Given passage
Srinivas Sridhara 11:37
Yeah, I would put it into two big buckets, maybe rather than give you one, maybe two, and I think, and they address core challenges in health care, right? One in a very practical way. Health care is challenging the, you know, in that it is so expensive. And we all struggle from whether it's our company, or if we think about, you know, health care at large at a policy level, the cost of health care is detrimental to the system as a whole. So I think there's a lot of applications that we're building that are around understanding how can we automate decisions and automate the processes so that we can reduce costs of health care? So whether that's in helping people not have extended reviews and prior authorization, or in responses on their imaging, decisions and feedback? can we better understand what are people's health care risks? And can we more precisely provide clinical recommendations for them? So this is where I think there's a real opportunity to leverage the specific benefits of AI, which is in handling the varied data that exists in the scale of data that that generates, and provide the notion of precision medicine. And I, I see that with caution, because I think precision medicine often people assume a lot more as possible immediately. But I think that is the opportunity that we're running at is to be able to better target clinical interventions for people for clinical programs, to yield earlier interventions for them and more precise interventions for them.
Ira Apfel13:34
Well, Srinivas, thank you so much for being the podcast. I'm sure in six months or so, things will change and we'll come back to you to get another update.
Srinivas Sridhara 13:44
Wonderful. Thank you for having me on.
Ira Apfel13:46
Thank you. That's it for this episode of UnitedHealth Group Weekly Dose podcast. Thanks for listening and have a great rest of your week.

Extracted records

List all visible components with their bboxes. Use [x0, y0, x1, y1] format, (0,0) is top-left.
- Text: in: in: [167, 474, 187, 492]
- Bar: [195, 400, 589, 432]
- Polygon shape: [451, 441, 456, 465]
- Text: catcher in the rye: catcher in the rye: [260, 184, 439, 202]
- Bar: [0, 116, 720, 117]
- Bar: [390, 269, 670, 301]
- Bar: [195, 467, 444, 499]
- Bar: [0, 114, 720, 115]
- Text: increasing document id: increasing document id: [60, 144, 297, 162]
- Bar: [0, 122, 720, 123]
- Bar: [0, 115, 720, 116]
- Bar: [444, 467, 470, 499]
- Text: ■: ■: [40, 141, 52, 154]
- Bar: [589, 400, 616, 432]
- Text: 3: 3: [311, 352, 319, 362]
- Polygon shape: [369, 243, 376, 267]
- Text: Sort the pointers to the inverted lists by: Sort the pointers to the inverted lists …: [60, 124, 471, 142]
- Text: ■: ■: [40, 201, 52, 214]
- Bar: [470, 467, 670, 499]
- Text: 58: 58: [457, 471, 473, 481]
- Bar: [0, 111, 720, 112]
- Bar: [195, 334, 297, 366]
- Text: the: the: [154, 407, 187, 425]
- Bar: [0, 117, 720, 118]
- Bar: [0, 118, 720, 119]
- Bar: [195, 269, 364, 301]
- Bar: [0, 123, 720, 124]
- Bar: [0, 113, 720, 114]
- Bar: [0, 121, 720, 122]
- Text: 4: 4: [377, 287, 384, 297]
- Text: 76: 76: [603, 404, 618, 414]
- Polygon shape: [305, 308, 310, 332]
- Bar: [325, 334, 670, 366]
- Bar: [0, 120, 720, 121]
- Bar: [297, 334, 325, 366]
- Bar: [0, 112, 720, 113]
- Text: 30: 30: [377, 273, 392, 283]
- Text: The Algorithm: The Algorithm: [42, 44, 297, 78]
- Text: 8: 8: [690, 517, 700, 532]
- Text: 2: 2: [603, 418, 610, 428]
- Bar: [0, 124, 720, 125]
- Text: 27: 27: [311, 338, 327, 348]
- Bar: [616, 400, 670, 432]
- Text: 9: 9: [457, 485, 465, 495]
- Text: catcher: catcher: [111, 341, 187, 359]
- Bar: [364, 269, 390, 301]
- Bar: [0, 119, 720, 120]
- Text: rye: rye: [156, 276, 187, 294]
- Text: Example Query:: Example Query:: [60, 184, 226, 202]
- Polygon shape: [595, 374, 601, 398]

Activities
[1] Can you give back the transcript between "Ira Apfel13:34" and "having me on.", inclusive, substituting "conversation" for "update"?
[2] What is the name of the podcast, according to the transcript?
The entries are separate material, unconnected to the transcript.

Answers by item
[1]
Ira Apfel13:34
Well, Srinivas, thank you so much for being the podcast. I'm sure in six months or so, things will change and we'll come back to you to get another conversation.
Srinivas Sridhara 13:44
Wonderful. Thank you for having me on.

[2] UnitedHealth Group Weekly Dose